§ **AUSGANGSTEXT**
================================

Bekannt als Bachstadt oder das Tor zum Thüringer Wald verschlägt es uns Anfang März in die Kreisstadt Arnstadt. Dass Arnstadt die älteste Stadt der DDR war, haben wir bereits in der Vorbereitung unseres Besuchs erfahren. Ebenso, dass sich ihre 27.000 Einwohner:innen auf 17 Ortsteile plus Kernstadt verteilen und das am Stadtrand liegende „Erfurter Kreuz“ eines der wichtigsten Gewerbegebiete Thüringens ist. Ansiedlungen, wie bspw. von CATL sorgen für Wachstum, bringen aber auch Herausforderungen, wie den Mehrbedarf an Wohnraum und Verkehrswegen mit sich. Auch einen Funfact für Thüringer:innen recherchieren wir: Die Bratwurst kommt aus Arnstadt. 1404 fand sie ihre erste schriftliche Erwähnung. Aber nicht der Bratwurst wegen sind wir nach Arnstadt gefahren. In der Kommunalpolitik, wo es um Kitas, Landmärkte, öffentliche Toiletten und anderlei praktische Dinge geht, gibt es eine Besonderheit: Die SPD-Fraktion besteht nur aus Frauen. Für uns ein sehr guter Grund, sie gemeinsam mit der Staatssekretärin für Kommunales, Katharina Schenk, zu besuchen. Sie will anlässlich des nahenden Frauentags mit den Frauen darüber sprechen, was ihre Arbeit in Arnstadt besonders macht. Neben den Stadträtinnen Alexandra Eckert und Eleonore Mühlbauer sowie der Fraktionsvorsitzenden Martina Lang ist auch die Seniorenbeirätin Marlis Langer mit dabei. 

Was man von der ersten Minute des Treffens spüren kann, machen die Frauen auch im Gespräch schnell deutlich:  ihre Zusammenarbeit ist eine andere, seitdem sie „unter sich“ sind. 

In der Politik, die immer noch in weiten Teilen von Männern dominiert wird, würden oft Monologe gehalten und Gesagtes noch einmal wiederholt – vor allem von Männern, sagen sie. Halb im Scherz feixt die ehemalige Chefin der Arbeitsagentur Martina Lang dazu „Männer stehlen mir meine Zeit!“ – Alle lachen herzlich, wohlwissend, wie viel Wahrheit in diesem Spaß steckt.  Die Frauen, das merkt man, sind selbstbewusst und bringen sich engagiert in die Stadtpolitik ein. Ihren Ortsverein wollen sie an den Entscheidungsprozessen im Stadtrat teilhaben lassen, denn die gehen schließlich alle was an.

================================

§ **DATENAUSZUG**
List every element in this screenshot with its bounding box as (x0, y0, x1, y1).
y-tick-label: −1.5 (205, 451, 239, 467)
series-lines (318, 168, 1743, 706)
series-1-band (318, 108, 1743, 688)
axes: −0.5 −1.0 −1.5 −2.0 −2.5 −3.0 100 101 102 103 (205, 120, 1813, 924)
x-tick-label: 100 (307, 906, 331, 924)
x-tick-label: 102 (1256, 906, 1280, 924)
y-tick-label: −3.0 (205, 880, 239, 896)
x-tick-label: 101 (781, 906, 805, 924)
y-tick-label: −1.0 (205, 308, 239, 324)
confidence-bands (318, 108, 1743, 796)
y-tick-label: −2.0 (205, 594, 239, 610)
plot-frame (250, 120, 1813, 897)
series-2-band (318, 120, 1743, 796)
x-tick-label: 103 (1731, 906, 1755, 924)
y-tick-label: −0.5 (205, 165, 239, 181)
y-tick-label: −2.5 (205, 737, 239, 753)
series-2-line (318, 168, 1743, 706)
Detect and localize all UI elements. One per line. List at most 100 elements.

================================

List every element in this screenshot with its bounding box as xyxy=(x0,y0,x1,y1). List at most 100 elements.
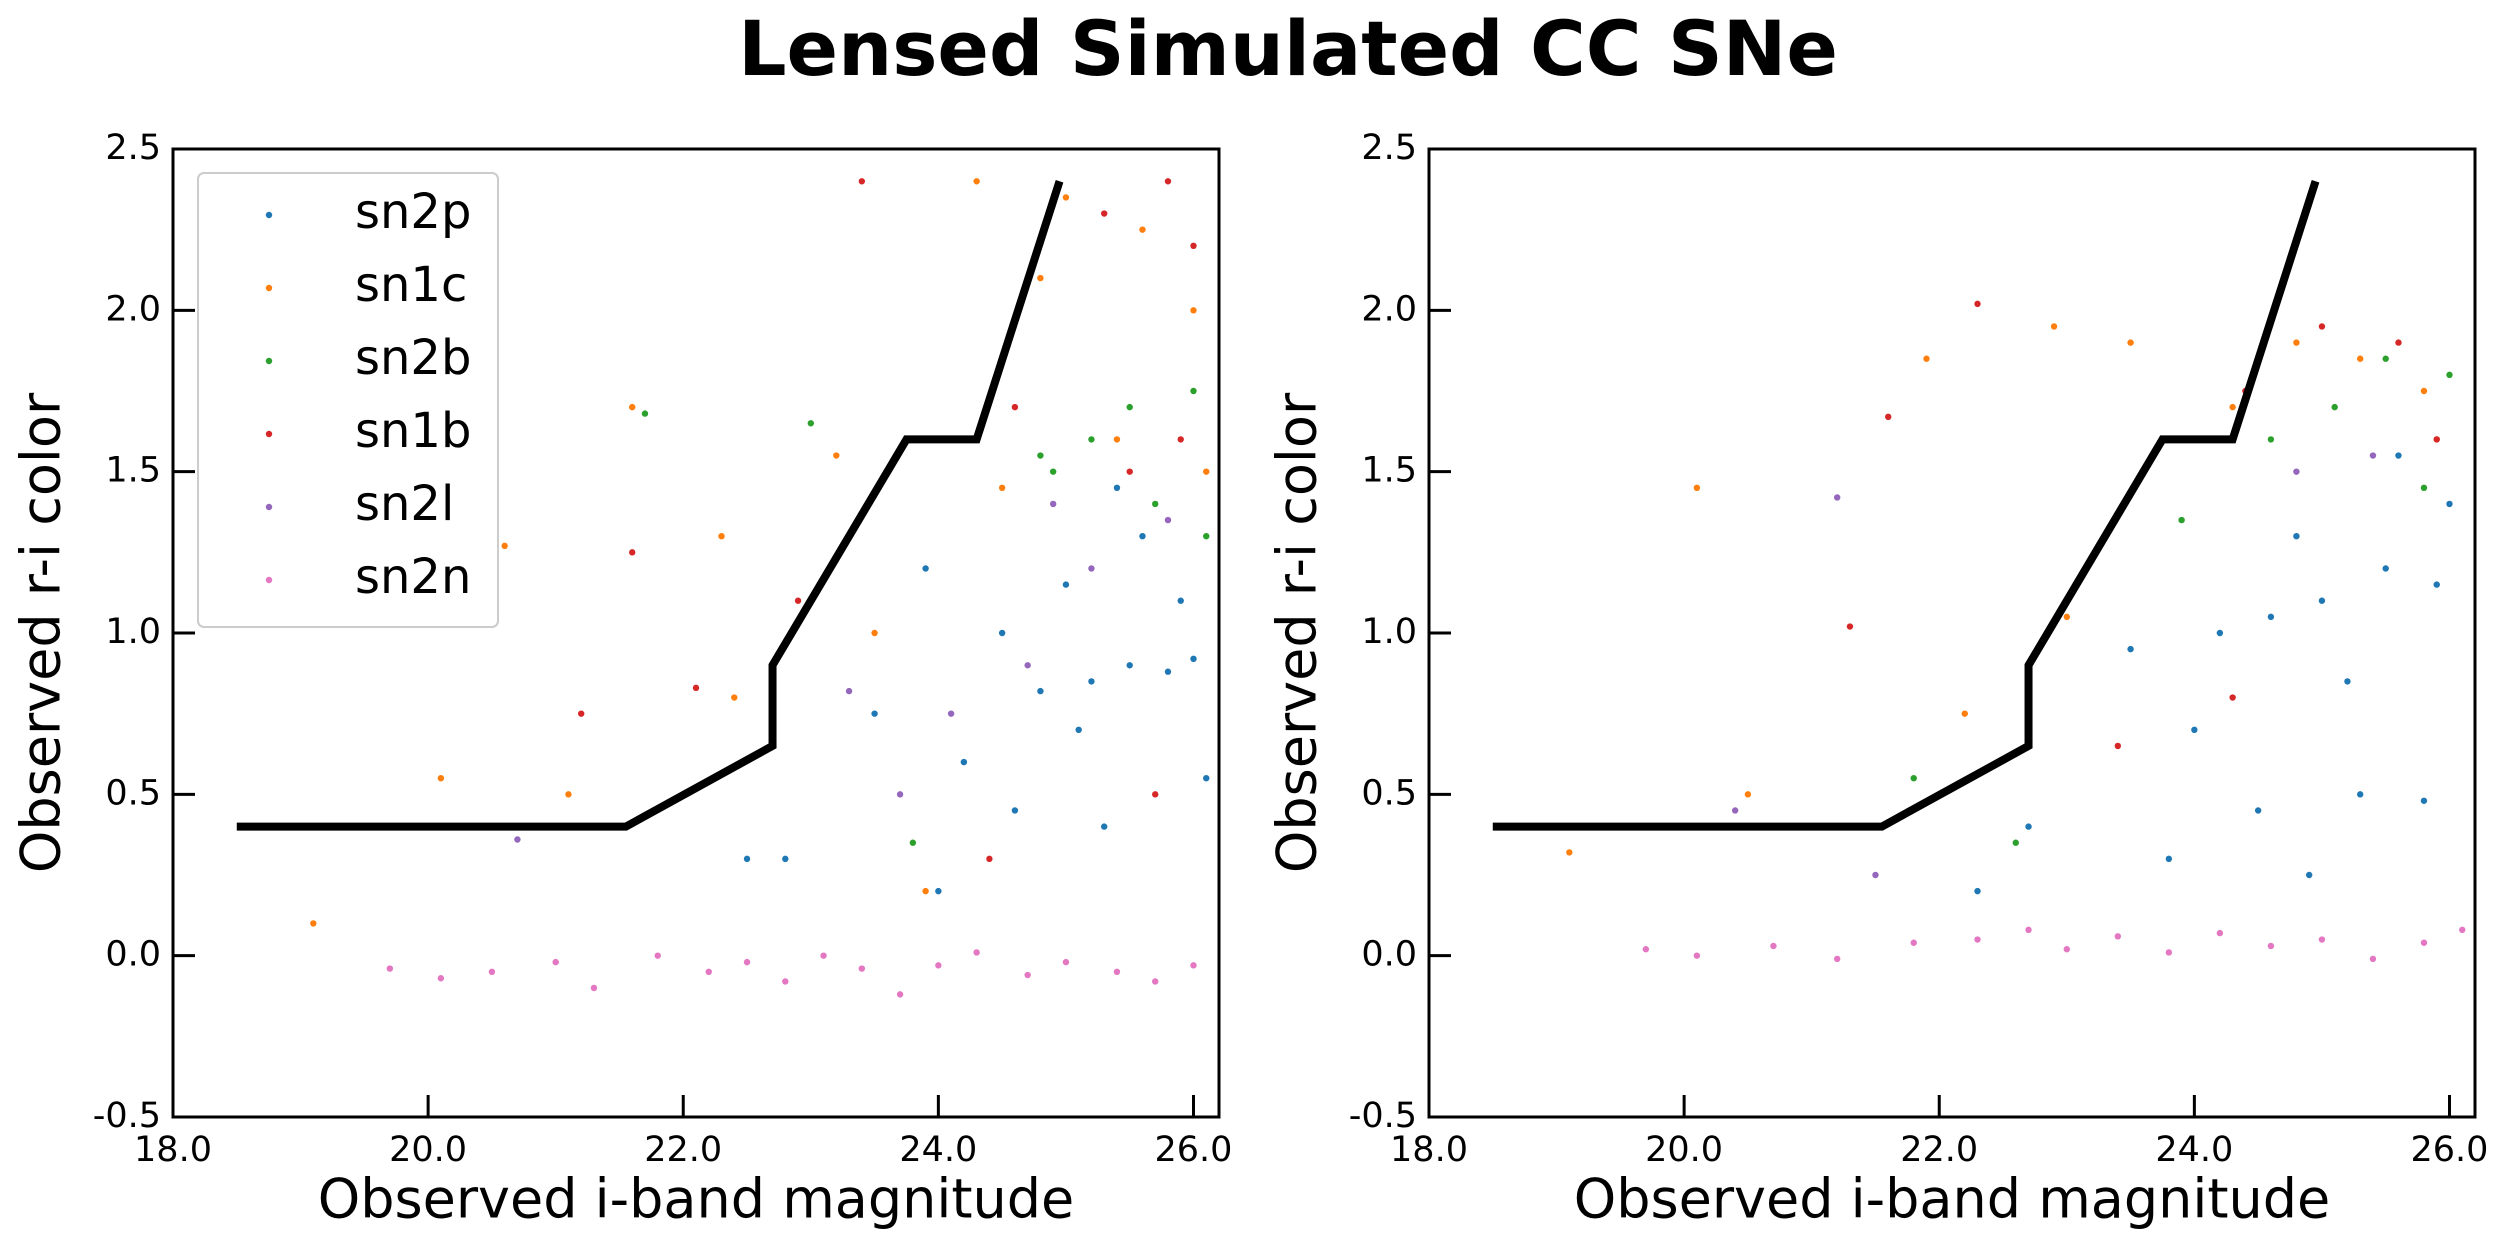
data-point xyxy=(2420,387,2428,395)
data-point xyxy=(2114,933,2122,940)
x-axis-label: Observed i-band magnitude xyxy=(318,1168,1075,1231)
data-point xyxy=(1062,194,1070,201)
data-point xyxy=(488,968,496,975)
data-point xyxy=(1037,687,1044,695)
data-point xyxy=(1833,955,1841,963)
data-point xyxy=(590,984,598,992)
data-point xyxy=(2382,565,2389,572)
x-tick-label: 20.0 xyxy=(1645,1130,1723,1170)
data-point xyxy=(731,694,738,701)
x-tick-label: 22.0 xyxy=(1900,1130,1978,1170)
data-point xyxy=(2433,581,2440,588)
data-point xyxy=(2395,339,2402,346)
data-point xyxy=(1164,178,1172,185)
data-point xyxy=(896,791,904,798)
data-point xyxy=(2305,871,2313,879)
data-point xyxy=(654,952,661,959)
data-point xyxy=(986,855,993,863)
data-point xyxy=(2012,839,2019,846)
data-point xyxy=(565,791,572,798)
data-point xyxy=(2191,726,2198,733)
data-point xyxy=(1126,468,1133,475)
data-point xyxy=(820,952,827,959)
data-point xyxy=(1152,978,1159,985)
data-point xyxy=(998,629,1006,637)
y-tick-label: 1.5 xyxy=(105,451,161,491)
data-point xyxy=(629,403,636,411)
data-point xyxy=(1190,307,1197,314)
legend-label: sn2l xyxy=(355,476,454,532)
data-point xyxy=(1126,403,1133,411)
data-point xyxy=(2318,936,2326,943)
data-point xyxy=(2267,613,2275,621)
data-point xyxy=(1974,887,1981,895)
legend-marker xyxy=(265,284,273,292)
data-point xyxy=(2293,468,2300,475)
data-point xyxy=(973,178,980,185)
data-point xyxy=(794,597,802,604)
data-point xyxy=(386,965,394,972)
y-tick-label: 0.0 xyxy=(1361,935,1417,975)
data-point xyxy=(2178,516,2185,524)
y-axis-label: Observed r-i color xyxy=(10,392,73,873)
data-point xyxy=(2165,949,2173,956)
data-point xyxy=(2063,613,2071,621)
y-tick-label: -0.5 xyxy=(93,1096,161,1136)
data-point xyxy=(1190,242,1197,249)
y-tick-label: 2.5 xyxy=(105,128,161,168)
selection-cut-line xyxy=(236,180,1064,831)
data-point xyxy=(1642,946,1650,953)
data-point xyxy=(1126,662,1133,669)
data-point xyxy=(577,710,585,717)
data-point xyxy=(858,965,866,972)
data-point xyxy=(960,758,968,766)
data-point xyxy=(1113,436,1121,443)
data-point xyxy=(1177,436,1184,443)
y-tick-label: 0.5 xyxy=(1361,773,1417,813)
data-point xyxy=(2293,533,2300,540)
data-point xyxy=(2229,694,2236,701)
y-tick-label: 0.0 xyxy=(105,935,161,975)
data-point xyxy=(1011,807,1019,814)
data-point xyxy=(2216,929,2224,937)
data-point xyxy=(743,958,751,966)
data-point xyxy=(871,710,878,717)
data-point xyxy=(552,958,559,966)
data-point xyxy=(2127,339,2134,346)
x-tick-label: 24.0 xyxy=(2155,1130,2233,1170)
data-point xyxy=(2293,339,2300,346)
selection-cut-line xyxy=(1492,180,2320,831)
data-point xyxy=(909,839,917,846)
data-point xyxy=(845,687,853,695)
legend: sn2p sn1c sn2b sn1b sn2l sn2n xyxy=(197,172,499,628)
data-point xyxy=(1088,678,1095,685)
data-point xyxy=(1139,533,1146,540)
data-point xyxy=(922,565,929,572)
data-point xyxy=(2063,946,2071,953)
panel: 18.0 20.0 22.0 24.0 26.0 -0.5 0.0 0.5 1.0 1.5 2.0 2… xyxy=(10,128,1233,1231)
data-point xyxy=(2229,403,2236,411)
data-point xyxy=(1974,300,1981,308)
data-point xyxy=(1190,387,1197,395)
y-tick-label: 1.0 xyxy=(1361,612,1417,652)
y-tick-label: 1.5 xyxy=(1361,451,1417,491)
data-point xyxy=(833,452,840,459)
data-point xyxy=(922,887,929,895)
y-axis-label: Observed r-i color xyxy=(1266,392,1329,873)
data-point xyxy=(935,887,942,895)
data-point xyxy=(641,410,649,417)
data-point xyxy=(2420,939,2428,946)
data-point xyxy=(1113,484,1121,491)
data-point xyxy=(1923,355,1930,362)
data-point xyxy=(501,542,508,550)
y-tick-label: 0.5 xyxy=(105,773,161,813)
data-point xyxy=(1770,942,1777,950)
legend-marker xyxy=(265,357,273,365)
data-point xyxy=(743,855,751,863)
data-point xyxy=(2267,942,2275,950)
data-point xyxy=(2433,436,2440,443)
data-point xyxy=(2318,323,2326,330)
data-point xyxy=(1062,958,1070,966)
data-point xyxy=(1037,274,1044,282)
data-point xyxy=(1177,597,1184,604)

================================

§ **ARBEITSAUFTRÄGE**
**1)** Beantworten Sie die folgenden Fragen mithilfe des Textes über Arnstadt.
(a) Auf wie viele Ortsteile verteilen sich die Einwohner:innen Arnstadts außer der Kernstadt?
(b) In welchem Jahr wurde die Bratwurst zum ersten Mal schriftlich erwähnt?
(c) Welche Leitungsfunktion hatte Martina Lang früher inne?
**2)** Fassen Sie den Absatz des Textes über Arnstadt, der mit „In der Politik, die immer noch“ beginnt, als Stichpunktliste zusammen und behalten Sie dabei seine wesentlichen Aussagen bei.
**3)** Nehmen Sie den Text über Arnstadt nach seinem letzten Satz wieder auf und schreiben Sie ihn weiter.

§ **LÖSUNGEN IM ÜBERBLICK**
**1)**
(a) Auf 17 Ortsteile.
(b) 1404.
(c) Sie war Chefin der Arbeitsagentur.

**2)**
- Die Politik wird nach wie vor großteils von Männern dominiert; oft werden Monologe gehalten und Gesagtes wiederholt, laut den Frauen vor allem von Männern.
- Martina Lang, ehemalige Chefin der Arbeitsagentur, sagt halb im Scherz: „Männer stehlen mir meine Zeit!“ Alle lachen, weil sie die Wahrheit darin erkennen.
- Die Frauen treten selbstbewusst auf und bringen sich engagiert in die Stadtpolitik ein.
- Sie wollen ihren Ortsverein an den Entscheidungsprozessen im Stadtrat beteiligen, da diese alle betreffen.

**3)**
Im letzten Jahr haben die drei Stadträtinnen zum ersten Mal alle Stadträtinnen eingeladen – über die Fraktionsgrenzen hinweg. Seitdem treffen sich die 11 Stadträtinnen, stimmen sich ab und vernetzen sich. Für die Frauen sind diese Treffen sehr wichtig, denn trotz ideologischer Unterschiede, findet man bei vielen Themen und Anliegen Gemeinsamkeiten, die man auf kurzen Weg klären kann. Das ein oder andere Projekt kommt bei so einem Stammtisch ins Rollen. Dass das Hinterzimmerpolitik sei, mögen jetzt einige Leser:innen denken – aber machen es Männer nicht genauso? Für Männer gehört es zur Normalität nach den Sitzungen bei dem ein oder anderen Bier Vernetzung zu betreiben. Eben deshalb muss es auch für Frauen Normalität sein, miteinander ins Gespräch zu kommen. 

Von der Landespolitik wünschen sich die Frauen Strukturunterstützung für die Stadt, aber auch Frauenquoten in Parlamenten und ehrenamtsfreundliche Sitzungszeiten. Gerade für Frauen ist es wichtig, dass die Sitzungen nicht am frühen Nachmittag stattfinden. Für Staatssekretärin Katharina Schenk, die selbst Mutter ist und um den Spagat zwischen Familien- und Arbeitszeit weiß, ein spannender Termin mit tollen Anregungen, die sie verspricht, mit in die Landespolitik zu nehmen. Beim nächsten „interfraktionellen“ Frauenstammtisch wird sie auf jeden Fall mit dabei sein.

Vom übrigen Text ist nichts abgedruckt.